> **WHAT YOU NEED TO DO**: Write out the full set of records below exactly.

Stored data entries
(begin)
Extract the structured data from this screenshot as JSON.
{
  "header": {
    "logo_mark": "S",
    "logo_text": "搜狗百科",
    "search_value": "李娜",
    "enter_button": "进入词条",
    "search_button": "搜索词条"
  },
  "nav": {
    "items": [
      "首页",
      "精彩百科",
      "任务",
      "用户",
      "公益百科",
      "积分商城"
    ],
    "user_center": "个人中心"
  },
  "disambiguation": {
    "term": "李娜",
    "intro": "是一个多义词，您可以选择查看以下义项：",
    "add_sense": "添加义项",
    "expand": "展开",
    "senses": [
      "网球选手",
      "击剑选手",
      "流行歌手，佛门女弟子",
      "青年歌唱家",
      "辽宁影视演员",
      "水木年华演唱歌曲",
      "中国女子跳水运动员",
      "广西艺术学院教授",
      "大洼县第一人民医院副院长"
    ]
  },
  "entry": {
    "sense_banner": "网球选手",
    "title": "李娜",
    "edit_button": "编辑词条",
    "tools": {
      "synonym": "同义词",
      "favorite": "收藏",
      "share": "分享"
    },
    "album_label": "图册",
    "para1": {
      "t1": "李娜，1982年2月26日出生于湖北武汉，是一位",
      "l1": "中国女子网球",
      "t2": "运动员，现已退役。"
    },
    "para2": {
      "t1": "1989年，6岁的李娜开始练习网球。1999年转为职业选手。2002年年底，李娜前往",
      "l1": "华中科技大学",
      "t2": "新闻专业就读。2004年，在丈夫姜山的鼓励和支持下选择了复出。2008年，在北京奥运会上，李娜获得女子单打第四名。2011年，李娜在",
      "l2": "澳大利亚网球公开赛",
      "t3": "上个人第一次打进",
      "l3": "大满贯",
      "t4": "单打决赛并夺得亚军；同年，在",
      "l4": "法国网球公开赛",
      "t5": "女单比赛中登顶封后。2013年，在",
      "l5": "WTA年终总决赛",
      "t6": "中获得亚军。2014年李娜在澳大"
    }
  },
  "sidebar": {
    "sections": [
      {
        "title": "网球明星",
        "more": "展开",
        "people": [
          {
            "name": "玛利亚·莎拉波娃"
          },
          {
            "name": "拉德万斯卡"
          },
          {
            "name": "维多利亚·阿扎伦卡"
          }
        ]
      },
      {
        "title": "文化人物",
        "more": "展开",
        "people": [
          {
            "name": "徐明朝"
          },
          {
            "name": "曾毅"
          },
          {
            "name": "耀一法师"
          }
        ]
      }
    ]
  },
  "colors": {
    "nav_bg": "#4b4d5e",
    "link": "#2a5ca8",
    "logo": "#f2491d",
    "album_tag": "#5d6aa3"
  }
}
(end)
> **WRITTEN RESPONSE**:
Extract the structured data from this screenshot as JSON.
{
  "header": {
    "logo_mark": "S",
    "logo_text": "搜狗百科",
    "search_value": "李娜",
    "enter_button": "进入词条",
    "search_button": "搜索词条"
  },
  "nav": {
    "items": [
      "首页",
      "精彩百科",
      "任务",
      "用户",
      "公益百科",
      "积分商城"
    ],
    "user_center": "个人中心"
  },
  "disambiguation": {
    "term": "李娜",
    "intro": "是一个多义词，您可以选择查看以下义项：",
    "add_sense": "添加义项",
    "expand": "展开",
    "senses": [
      "网球选手",
      "击剑选手",
      "流行歌手，佛门女弟子",
      "青年歌唱家",
      "辽宁影视演员",
      "水木年华演唱歌曲",
      "中国女子跳水运动员",
      "广西艺术学院教授",
      "大洼县第一人民医院副院长"
    ]
  },
  "entry": {
    "sense_banner": "网球选手",
    "title": "李娜",
    "edit_button": "编辑词条",
    "tools": {
      "synonym": "同义词",
      "favorite": "收藏",
      "share": "分享"
    },
    "album_label": "图册",
    "para1": {
      "t1": "李娜，1982年2月26日出生于湖北武汉，是一位",
      "l1": "中国女子网球",
      "t2": "运动员，现已退役。"
    },
    "para2": {
      "t1": "1989年，6岁的李娜开始练习网球。1999年转为职业选手。2002年年底，李娜前往",
      "l1": "华中科技大学",
      "t2": "新闻专业就读。2004年，在丈夫姜山的鼓励和支持下选择了复出。2008年，在北京奥运会上，李娜获得女子单打第四名。2011年，李娜在",
      "l2": "澳大利亚网球公开赛",
      "t3": "上个人第一次打进",
      "l3": "大满贯",
      "t4": "单打决赛并夺得亚军；同年，在",
      "l4": "法国网球公开赛",
      "t5": "女单比赛中登顶封后。2013年，在",
      "l5": "WTA年终总决赛",
      "t6": "中获得亚军。2014年李娜在澳大"
    }
  },
  "sidebar": {
    "sections": [
      {
        "title": "网球明星",
        "more": "展开",
        "people": [
          {
            "name": "玛利亚·莎拉波娃"
          },
          {
            "name": "拉德万斯卡"
          },
          {
            "name": "维多利亚·阿扎伦卡"
          }
        ]
      },
      {
        "title": "文化人物",
        "more": "展开",
        "people": [
          {
            "name": "徐明朝"
          },
          {
            "name": "曾毅"
          },
          {
            "name": "耀一法师"
          }
        ]
      }
    ]
  },
  "colors": {
    "nav_bg": "#4b4d5e",
    "link": "#2a5ca8",
    "logo": "#f2491d",
    "album_tag": "#5d6aa3"
  }
}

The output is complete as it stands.